- _Description of the task_
Repeat each entry in full, exactly.

Start Data lines

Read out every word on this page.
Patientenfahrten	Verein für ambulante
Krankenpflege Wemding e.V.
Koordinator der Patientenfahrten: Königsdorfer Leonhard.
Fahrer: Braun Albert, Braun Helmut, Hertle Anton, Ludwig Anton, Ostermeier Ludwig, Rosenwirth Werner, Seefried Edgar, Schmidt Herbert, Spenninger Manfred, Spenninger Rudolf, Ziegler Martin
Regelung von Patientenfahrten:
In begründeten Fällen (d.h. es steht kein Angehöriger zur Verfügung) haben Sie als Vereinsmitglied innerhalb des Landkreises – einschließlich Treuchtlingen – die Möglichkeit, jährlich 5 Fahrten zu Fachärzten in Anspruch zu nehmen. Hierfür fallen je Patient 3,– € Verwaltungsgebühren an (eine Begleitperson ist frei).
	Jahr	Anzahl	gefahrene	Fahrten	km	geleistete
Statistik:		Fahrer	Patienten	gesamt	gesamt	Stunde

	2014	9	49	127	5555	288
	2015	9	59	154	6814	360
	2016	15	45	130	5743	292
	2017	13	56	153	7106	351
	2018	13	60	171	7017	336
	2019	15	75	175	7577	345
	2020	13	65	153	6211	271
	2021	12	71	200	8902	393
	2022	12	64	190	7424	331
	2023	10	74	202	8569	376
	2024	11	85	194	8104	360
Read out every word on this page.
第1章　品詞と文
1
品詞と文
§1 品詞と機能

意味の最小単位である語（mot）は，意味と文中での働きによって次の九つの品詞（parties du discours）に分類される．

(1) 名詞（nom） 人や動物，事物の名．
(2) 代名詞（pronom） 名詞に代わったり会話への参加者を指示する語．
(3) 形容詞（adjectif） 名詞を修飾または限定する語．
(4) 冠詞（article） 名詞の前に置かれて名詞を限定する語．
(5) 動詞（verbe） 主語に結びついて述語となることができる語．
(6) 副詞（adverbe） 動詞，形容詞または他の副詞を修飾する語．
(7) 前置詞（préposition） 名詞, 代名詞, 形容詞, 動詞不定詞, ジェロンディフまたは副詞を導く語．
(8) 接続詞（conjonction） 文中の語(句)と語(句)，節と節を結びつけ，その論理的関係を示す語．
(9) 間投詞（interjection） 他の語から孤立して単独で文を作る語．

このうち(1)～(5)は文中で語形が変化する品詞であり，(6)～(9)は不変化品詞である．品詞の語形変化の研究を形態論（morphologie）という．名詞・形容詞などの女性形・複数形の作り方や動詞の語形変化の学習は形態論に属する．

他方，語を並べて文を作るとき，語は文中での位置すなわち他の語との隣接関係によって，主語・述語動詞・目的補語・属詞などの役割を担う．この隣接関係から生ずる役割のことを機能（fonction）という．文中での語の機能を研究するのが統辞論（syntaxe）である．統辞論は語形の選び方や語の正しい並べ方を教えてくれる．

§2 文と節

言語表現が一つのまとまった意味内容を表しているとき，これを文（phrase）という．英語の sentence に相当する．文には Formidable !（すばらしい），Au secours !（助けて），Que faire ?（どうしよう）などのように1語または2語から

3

End Data lines

- _Finished task_
Read out every word on this page.
Patientenfahrten	Verein für ambulante
Krankenpflege Wemding e.V.
Koordinator der Patientenfahrten: Königsdorfer Leonhard.
Fahrer: Braun Albert, Braun Helmut, Hertle Anton, Ludwig Anton, Ostermeier Ludwig, Rosenwirth Werner, Seefried Edgar, Schmidt Herbert, Spenninger Manfred, Spenninger Rudolf, Ziegler Martin
Regelung von Patientenfahrten:
In begründeten Fällen (d.h. es steht kein Angehöriger zur Verfügung) haben Sie als Vereinsmitglied innerhalb des Landkreises – einschließlich Treuchtlingen – die Möglichkeit, jährlich 5 Fahrten zu Fachärzten in Anspruch zu nehmen. Hierfür fallen je Patient 3,– € Verwaltungsgebühren an (eine Begleitperson ist frei).
	Jahr	Anzahl	gefahrene	Fahrten	km	geleistete
Statistik:		Fahrer	Patienten	gesamt	gesamt	Stunde

	2014	9	49	127	5555	288
	2015	9	59	154	6814	360
	2016	15	45	130	5743	292
	2017	13	56	153	7106	351
	2018	13	60	171	7017	336
	2019	15	75	175	7577	345
	2020	13	65	153	6211	271
	2021	12	71	200	8902	393
	2022	12	64	190	7424	331
	2023	10	74	202	8569	376
	2024	11	85	194	8104	360
Read out every word on this page.
第1章　品詞と文
1
品詞と文
§1 品詞と機能

意味の最小単位である語（mot）は，意味と文中での働きによって次の九つの品詞（parties du discours）に分類される．

(1) 名詞（nom） 人や動物，事物の名．
(2) 代名詞（pronom） 名詞に代わったり会話への参加者を指示する語．
(3) 形容詞（adjectif） 名詞を修飾または限定する語．
(4) 冠詞（article） 名詞の前に置かれて名詞を限定する語．
(5) 動詞（verbe） 主語に結びついて述語となることができる語．
(6) 副詞（adverbe） 動詞，形容詞または他の副詞を修飾する語．
(7) 前置詞（préposition） 名詞, 代名詞, 形容詞, 動詞不定詞, ジェロンディフまたは副詞を導く語．
(8) 接続詞（conjonction） 文中の語(句)と語(句)，節と節を結びつけ，その論理的関係を示す語．
(9) 間投詞（interjection） 他の語から孤立して単独で文を作る語．

このうち(1)～(5)は文中で語形が変化する品詞であり，(6)～(9)は不変化品詞である．品詞の語形変化の研究を形態論（morphologie）という．名詞・形容詞などの女性形・複数形の作り方や動詞の語形変化の学習は形態論に属する．

他方，語を並べて文を作るとき，語は文中での位置すなわち他の語との隣接関係によって，主語・述語動詞・目的補語・属詞などの役割を担う．この隣接関係から生ずる役割のことを機能（fonction）という．文中での語の機能を研究するのが統辞論（syntaxe）である．統辞論は語形の選び方や語の正しい並べ方を教えてくれる．

§2 文と節

言語表現が一つのまとまった意味内容を表しているとき，これを文（phrase）という．英語の sentence に相当する．文には Formidable !（すばらしい），Au secours !（助けて），Que faire ?（どうしよう）などのように1語または2語から

3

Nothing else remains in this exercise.